[Extracted data entries]
·····

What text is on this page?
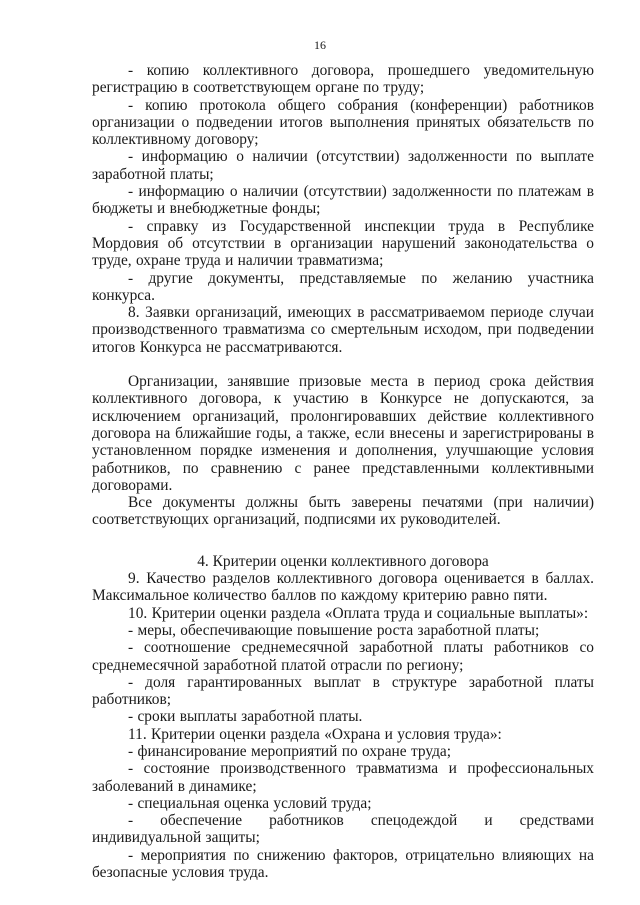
16

- копию коллективного договора, прошедшего уведомительную регистрацию в соответствующем органе по труду;

- копию протокола общего собрания (конференции) работников организации о подведении итогов выполнения принятых обязательств по коллективному договору;

- информацию о наличии (отсутствии) задолженности по выплате заработной платы;

- информацию о наличии (отсутствии) задолженности по платежам в бюджеты и внебюджетные фонды;

- справку из Государственной инспекции труда в Республике Мордовия об отсутствии в организации нарушений законодательства о труде, охране труда и наличии травматизма;

- другие документы, представляемые по желанию участника конкурса.

8. Заявки организаций, имеющих в рассматриваемом периоде случаи производственного травматизма со смертельным исходом, при подведении итогов Конкурса не рассматриваются.

Организации, занявшие призовые места в период срока действия коллективного договора, к участию в Конкурсе не допускаются, за исключением организаций, пролонгировавших действие коллективного договора на ближайшие годы, а также, если внесены и зарегистрированы в установленном порядке изменения и дополнения, улучшающие условия работников, по сравнению с ранее представленными коллективными договорами.

Все документы должны быть заверены печатями (при наличии) соответствующих организаций, подписями их руководителей.

4. Критерии оценки коллективного договора

9. Качество разделов коллективного договора оценивается в баллах. Максимальное количество баллов по каждому критерию равно пяти.

10. Критерии оценки раздела «Оплата труда и социальные выплаты»:

- меры, обеспечивающие повышение роста заработной платы;

- соотношение среднемесячной заработной платы работников со среднемесячной заработной платой отрасли по региону;

- доля гарантированных выплат в структуре заработной платы работников;

- сроки выплаты заработной платы.

11. Критерии оценки раздела «Охрана и условия труда»:

- финансирование мероприятий по охране труда;

- состояние производственного травматизма и профессиональных заболеваний в динамике;

- специальная оценка условий труда;

- обеспечение работников спецодеждой и средствами индивидуальной защиты;

- мероприятия по снижению факторов, отрицательно влияющих на безопасные условия труда.
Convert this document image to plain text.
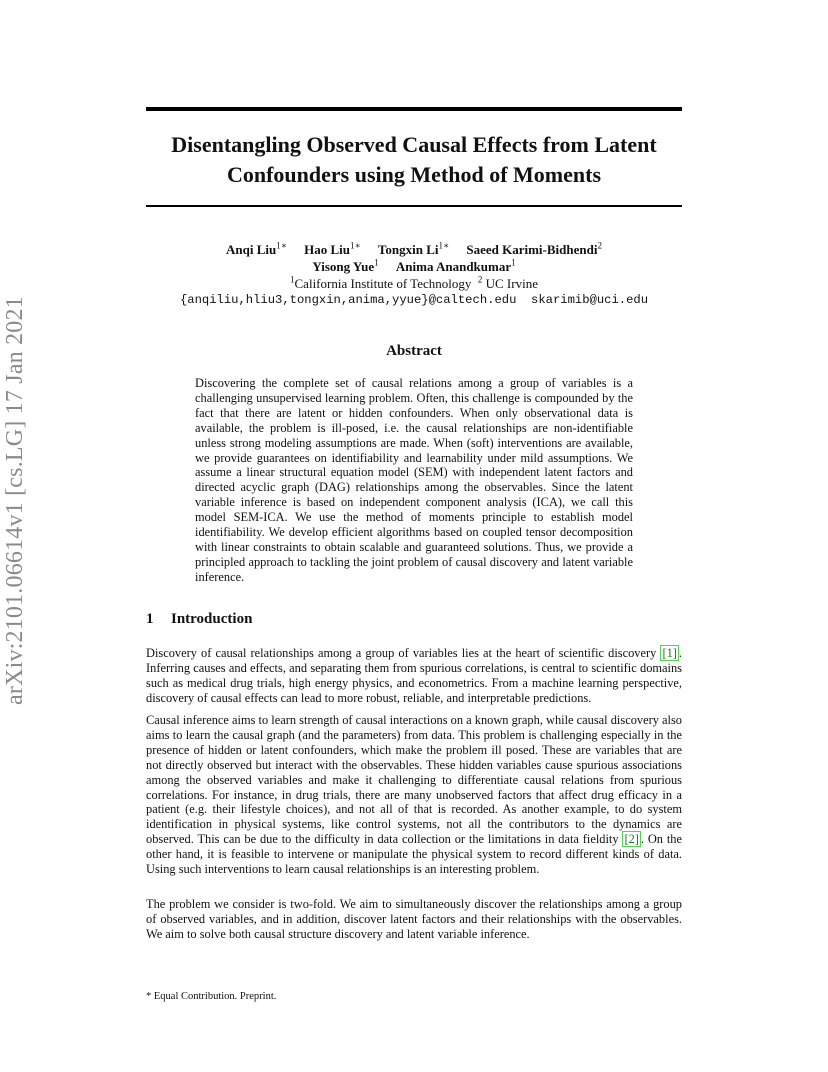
arXiv:2101.06614v1 [cs.LG] 17 Jan 2021
Disentangling Observed Causal Effects from Latent Confounders using Method of Moments
Anqi Liu$^{1∗}$ Hao Liu$^{1∗}$ Tongxin $Li^{1∗}$ Saeed Karimi-Bidhendi$^2$
Yisong Yue$^1$ Anima Anandkumar$^1$
$^1$California Institute of Technology $^2$ UC Irvine
{anqiliu,hliu3,tongxin,anima,yyue}@caltech.edu  skarimib@uci.edu
Abstract

Discovering the complete set of causal relations among a group of variables is a challenging unsupervised learning problem. Often, this challenge is compounded by the fact that there are latent or hidden confounders. When only observational data is available, the problem is ill-posed, i.e. the causal relationships are non-identifiable unless strong modeling assumptions are made. When (soft) interventions are available, we provide guarantees on identifiability and learnability under mild assumptions. We assume a linear structural equation model (SEM) with independent latent factors and directed acyclic graph (DAG) relationships among the observables. Since the latent variable inference is based on independent component analysis (ICA), we call this model SEM-ICA. We use the method of moments principle to establish model identifiability. We develop efficient algorithms based on coupled tensor decomposition with linear constraints to obtain scalable and guaranteed solutions. Thus, we provide a principled approach to tackling the joint problem of causal discovery and latent variable inference.

1 Introduction

Discovery of causal relationships among a group of variables lies at the heart of scientific discovery [1] . Inferring causes and effects, and separating them from spurious correlations, is central to scientific domains such as medical drug trials, high energy physics, and econometrics. From a machine learning perspective, discovery of causal effects can lead to more robust, reliable, and interpretable predictions.

Causal inference aims to learn strength of causal interactions on a known graph, while causal discovery also aims to learn the causal graph (and the parameters) from data. This problem is challenging especially in the presence of hidden or latent confounders, which make the problem ill posed. These are variables that are not directly observed but interact with the observables. These hidden variables cause spurious associations among the observed variables and make it challenging to differentiate causal relations from spurious correlations. For instance, in drug trials, there are many unobserved factors that affect drug efficacy in a patient (e.g. their lifestyle choices), and not all of that is recorded. As another example, to do system identification in physical systems, like control systems, not all the contributors to the dynamics are observed. This can be due to the difficulty in data collection or the limitations in data fieldity [2] . On the other hand, it is feasible to intervene or manipulate the physical system to record different kinds of data. Using such interventions to learn causal relationships is an interesting problem.

The problem we consider is two-fold. We aim to simultaneously discover the relationships among a group of observed variables, and in addition, discover latent factors and their relationships with the observables. We aim to solve both causal structure discovery and latent variable inference.

* Equal Contribution. Preprint.
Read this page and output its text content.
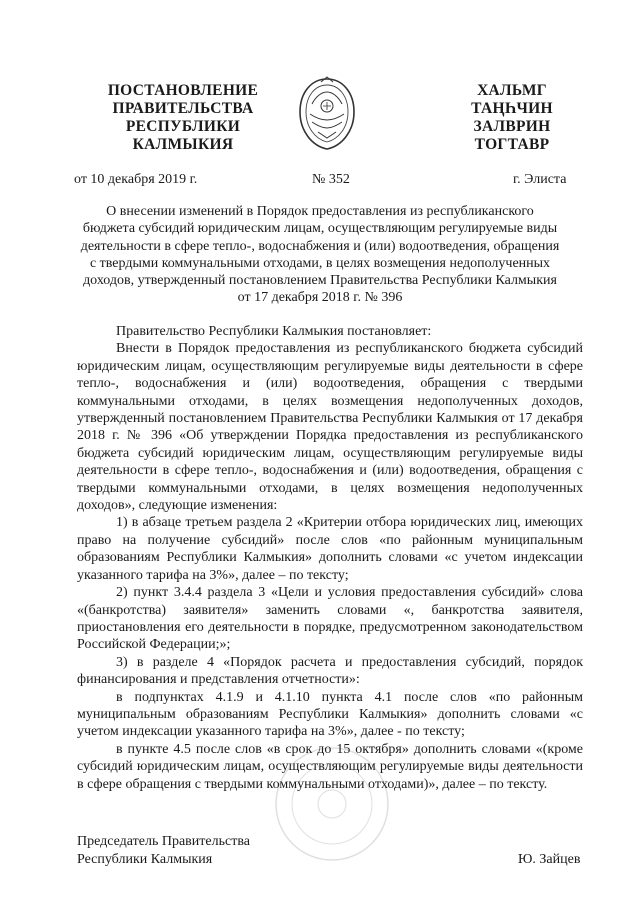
ПОСТАНОВЛЕНИЕ
ПРАВИТЕЛЬСТВА
РЕСПУБЛИКИ
КАЛМЫКИЯ
ХАЛЬМГ
ТАҢҺЧИН
ЗАЛВРИН
ТОГТАВР
от 10 декабря 2019 г.	№ 352	г. Элиста
О внесении изменений в Порядок предоставления из республиканского
бюджета субсидий юридическим лицам, осуществляющим регулируемые виды
деятельности в сфере тепло-, водоснабжения и (или) водоотведения, обращения
с твердыми коммунальными отходами, в целях возмещения недополученных
доходов, утвержденный постановлением Правительства Республики Калмыкия
от 17 декабря 2018 г. № 396

Правительство Республики Калмыкия постановляет:

Внести в Порядок предоставления из республиканского бюджета субсидий юридическим лицам, осуществляющим регулируемые виды деятельности в сфере тепло-, водоснабжения и (или) водоотведения, обращения с твердыми коммунальными отходами, в целях возмещения недополученных доходов, утвержденный постановлением Правительства Республики Калмыкия от 17 декабря 2018 г. № 396 «Об утверждении Порядка предоставления из республиканского бюджета субсидий юридическим лицам, осуществляющим регулируемые виды деятельности в сфере тепло-, водоснабжения и (или) водоотведения, обращения с твердыми коммунальными отходами, в целях возмещения недополученных доходов», следующие изменения:

1) в абзаце третьем раздела 2 «Критерии отбора юридических лиц, имеющих право на получение субсидий» после слов «по районным муниципальным образованиям Республики Калмыкия» дополнить словами «с учетом индексации указанного тарифа на 3%», далее – по тексту;

2) пункт 3.4.4 раздела 3 «Цели и условия предоставления субсидий» слова «(банкротства) заявителя» заменить словами «, банкротства заявителя, приостановления его деятельности в порядке, предусмотренном законодательством Российской Федерации;»;

3) в разделе 4 «Порядок расчета и предоставления субсидий, порядок финансирования и представления отчетности»:

в подпунктах 4.1.9 и 4.1.10 пункта 4.1 после слов «по районным муниципальным образованиям Республики Калмыкия» дополнить словами «с учетом индексации указанного тарифа на 3%», далее - по тексту;

в пункте 4.5 после слов «в срок до 15 октября» дополнить словами «(кроме субсидий юридическим лицам, осуществляющим регулируемые виды деятельности в сфере обращения с твердыми коммунальными отходами)», далее – по тексту.

Председатель Правительства
Республики Калмыкия	Ю. Зайцев
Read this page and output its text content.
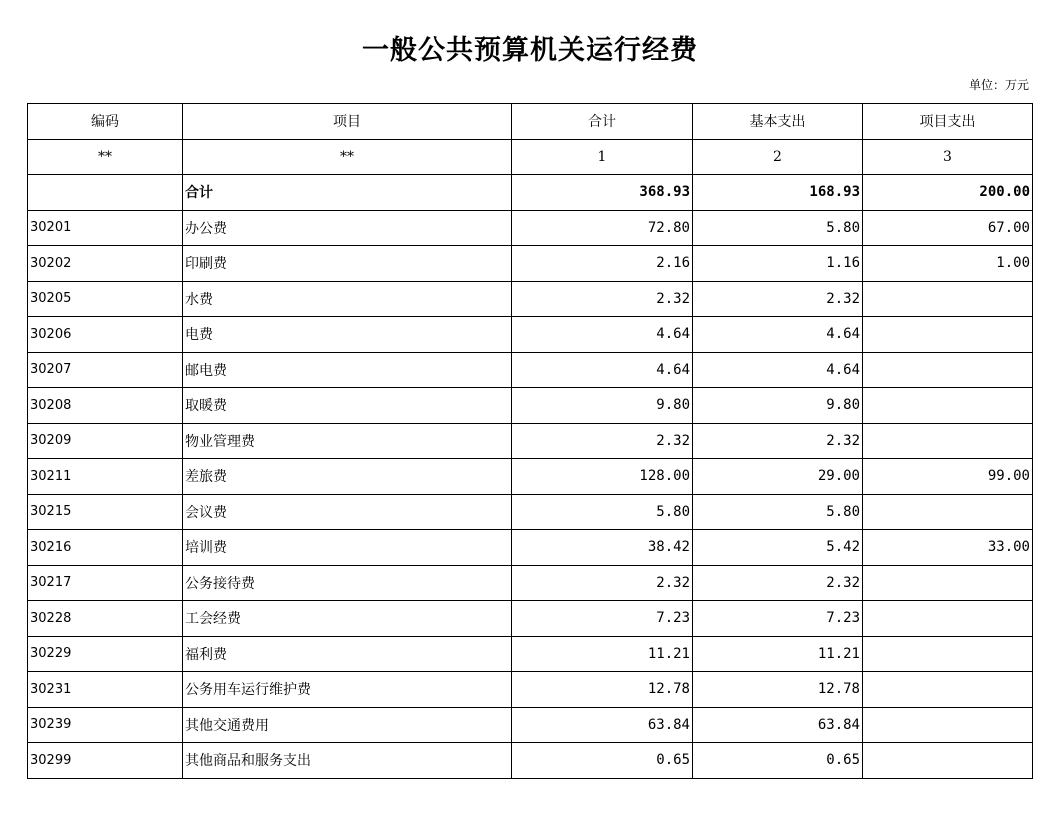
一般公共预算机关运行经费
单位：万元
编码	项目	合计	基本支出	项目支出
**	**	1	2	3
	合计	368.93	168.93	200.00
30201	办公费	72.80	5.80	67.00
30202	印刷费	2.16	1.16	1.00
30205	水费	2.32	2.32	
30206	电费	4.64	4.64	
30207	邮电费	4.64	4.64	
30208	取暖费	9.80	9.80	
30209	物业管理费	2.32	2.32	
30211	差旅费	128.00	29.00	99.00
30215	会议费	5.80	5.80	
30216	培训费	38.42	5.42	33.00
30217	公务接待费	2.32	2.32	
30228	工会经费	7.23	7.23	
30229	福利费	11.21	11.21	
30231	公务用车运行维护费	12.78	12.78	
30239	其他交通费用	63.84	63.84	
30299	其他商品和服务支出	0.65	0.65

·····

Given exercise —
Would you return the data exactly as written, without the pictures?

Written response —
What text is on this page?
16

- копию коллективного договора, прошедшего уведомительную регистрацию в соответствующем органе по труду;

- копию протокола общего собрания (конференции) работников организации о подведении итогов выполнения принятых обязательств по коллективному договору;

- информацию о наличии (отсутствии) задолженности по выплате заработной платы;

- информацию о наличии (отсутствии) задолженности по платежам в бюджеты и внебюджетные фонды;

- справку из Государственной инспекции труда в Республике Мордовия об отсутствии в организации нарушений законодательства о труде, охране труда и наличии травматизма;

- другие документы, представляемые по желанию участника конкурса.

8. Заявки организаций, имеющих в рассматриваемом периоде случаи производственного травматизма со смертельным исходом, при подведении итогов Конкурса не рассматриваются.

Организации, занявшие призовые места в период срока действия коллективного договора, к участию в Конкурсе не допускаются, за исключением организаций, пролонгировавших действие коллективного договора на ближайшие годы, а также, если внесены и зарегистрированы в установленном порядке изменения и дополнения, улучшающие условия работников, по сравнению с ранее представленными коллективными договорами.

Все документы должны быть заверены печатями (при наличии) соответствующих организаций, подписями их руководителей.

4. Критерии оценки коллективного договора

9. Качество разделов коллективного договора оценивается в баллах. Максимальное количество баллов по каждому критерию равно пяти.

10. Критерии оценки раздела «Оплата труда и социальные выплаты»:

- меры, обеспечивающие повышение роста заработной платы;

- соотношение среднемесячной заработной платы работников со среднемесячной заработной платой отрасли по региону;

- доля гарантированных выплат в структуре заработной платы работников;

- сроки выплаты заработной платы.

11. Критерии оценки раздела «Охрана и условия труда»:

- финансирование мероприятий по охране труда;

- состояние производственного травматизма и профессиональных заболеваний в динамике;

- специальная оценка условий труда;

- обеспечение работников спецодеждой и средствами индивидуальной защиты;

- мероприятия по снижению факторов, отрицательно влияющих на безопасные условия труда.
Convert this document image to plain text.
arXiv:2101.06614v1 [cs.LG] 17 Jan 2021
Disentangling Observed Causal Effects from Latent Confounders using Method of Moments
Anqi Liu$^{1∗}$ Hao Liu$^{1∗}$ Tongxin $Li^{1∗}$ Saeed Karimi-Bidhendi$^2$
Yisong Yue$^1$ Anima Anandkumar$^1$
$^1$California Institute of Technology $^2$ UC Irvine
{anqiliu,hliu3,tongxin,anima,yyue}@caltech.edu  skarimib@uci.edu
Abstract

Discovering the complete set of causal relations among a group of variables is a challenging unsupervised learning problem. Often, this challenge is compounded by the fact that there are latent or hidden confounders. When only observational data is available, the problem is ill-posed, i.e. the causal relationships are non-identifiable unless strong modeling assumptions are made. When (soft) interventions are available, we provide guarantees on identifiability and learnability under mild assumptions. We assume a linear structural equation model (SEM) with independent latent factors and directed acyclic graph (DAG) relationships among the observables. Since the latent variable inference is based on independent component analysis (ICA), we call this model SEM-ICA. We use the method of moments principle to establish model identifiability. We develop efficient algorithms based on coupled tensor decomposition with linear constraints to obtain scalable and guaranteed solutions. Thus, we provide a principled approach to tackling the joint problem of causal discovery and latent variable inference.

1 Introduction

Discovery of causal relationships among a group of variables lies at the heart of scientific discovery [1] . Inferring causes and effects, and separating them from spurious correlations, is central to scientific domains such as medical drug trials, high energy physics, and econometrics. From a machine learning perspective, discovery of causal effects can lead to more robust, reliable, and interpretable predictions.

Causal inference aims to learn strength of causal interactions on a known graph, while causal discovery also aims to learn the causal graph (and the parameters) from data. This problem is challenging especially in the presence of hidden or latent confounders, which make the problem ill posed. These are variables that are not directly observed but interact with the observables. These hidden variables cause spurious associations among the observed variables and make it challenging to differentiate causal relations from spurious correlations. For instance, in drug trials, there are many unobserved factors that affect drug efficacy in a patient (e.g. their lifestyle choices), and not all of that is recorded. As another example, to do system identification in physical systems, like control systems, not all the contributors to the dynamics are observed. This can be due to the difficulty in data collection or the limitations in data fieldity [2] . On the other hand, it is feasible to intervene or manipulate the physical system to record different kinds of data. Using such interventions to learn causal relationships is an interesting problem.

The problem we consider is two-fold. We aim to simultaneously discover the relationships among a group of observed variables, and in addition, discover latent factors and their relationships with the observables. We aim to solve both causal structure discovery and latent variable inference.

* Equal Contribution. Preprint.
Read this page and output its text content.
ПОСТАНОВЛЕНИЕ
ПРАВИТЕЛЬСТВА
РЕСПУБЛИКИ
КАЛМЫКИЯ
ХАЛЬМГ
ТАҢҺЧИН
ЗАЛВРИН
ТОГТАВР
от 10 декабря 2019 г.	№ 352	г. Элиста
О внесении изменений в Порядок предоставления из республиканского
бюджета субсидий юридическим лицам, осуществляющим регулируемые виды
деятельности в сфере тепло-, водоснабжения и (или) водоотведения, обращения
с твердыми коммунальными отходами, в целях возмещения недополученных
доходов, утвержденный постановлением Правительства Республики Калмыкия
от 17 декабря 2018 г. № 396

Правительство Республики Калмыкия постановляет:

Внести в Порядок предоставления из республиканского бюджета субсидий юридическим лицам, осуществляющим регулируемые виды деятельности в сфере тепло-, водоснабжения и (или) водоотведения, обращения с твердыми коммунальными отходами, в целях возмещения недополученных доходов, утвержденный постановлением Правительства Республики Калмыкия от 17 декабря 2018 г. № 396 «Об утверждении Порядка предоставления из республиканского бюджета субсидий юридическим лицам, осуществляющим регулируемые виды деятельности в сфере тепло-, водоснабжения и (или) водоотведения, обращения с твердыми коммунальными отходами, в целях возмещения недополученных доходов», следующие изменения:

1) в абзаце третьем раздела 2 «Критерии отбора юридических лиц, имеющих право на получение субсидий» после слов «по районным муниципальным образованиям Республики Калмыкия» дополнить словами «с учетом индексации указанного тарифа на 3%», далее – по тексту;

2) пункт 3.4.4 раздела 3 «Цели и условия предоставления субсидий» слова «(банкротства) заявителя» заменить словами «, банкротства заявителя, приостановления его деятельности в порядке, предусмотренном законодательством Российской Федерации;»;

3) в разделе 4 «Порядок расчета и предоставления субсидий, порядок финансирования и представления отчетности»:

в подпунктах 4.1.9 и 4.1.10 пункта 4.1 после слов «по районным муниципальным образованиям Республики Калмыкия» дополнить словами «с учетом индексации указанного тарифа на 3%», далее - по тексту;

в пункте 4.5 после слов «в срок до 15 октября» дополнить словами «(кроме субсидий юридическим лицам, осуществляющим регулируемые виды деятельности в сфере обращения с твердыми коммунальными отходами)», далее – по тексту.

Председатель Правительства
Республики Калмыкия	Ю. Зайцев
Read this page and output its text content.
一般公共预算机关运行经费
单位：万元
编码	项目	合计	基本支出	项目支出
**	**	1	2	3
	合计	368.93	168.93	200.00
30201	办公费	72.80	5.80	67.00
30202	印刷费	2.16	1.16	1.00
30205	水费	2.32	2.32	
30206	电费	4.64	4.64	
30207	邮电费	4.64	4.64	
30208	取暖费	9.80	9.80	
30209	物业管理费	2.32	2.32	
30211	差旅费	128.00	29.00	99.00
30215	会议费	5.80	5.80	
30216	培训费	38.42	5.42	33.00
30217	公务接待费	2.32	2.32	
30228	工会经费	7.23	7.23	
30229	福利费	11.21	11.21	
30231	公务用车运行维护费	12.78	12.78	
30239	其他交通费用	63.84	63.84	
30299	其他商品和服务支出	0.65	0.65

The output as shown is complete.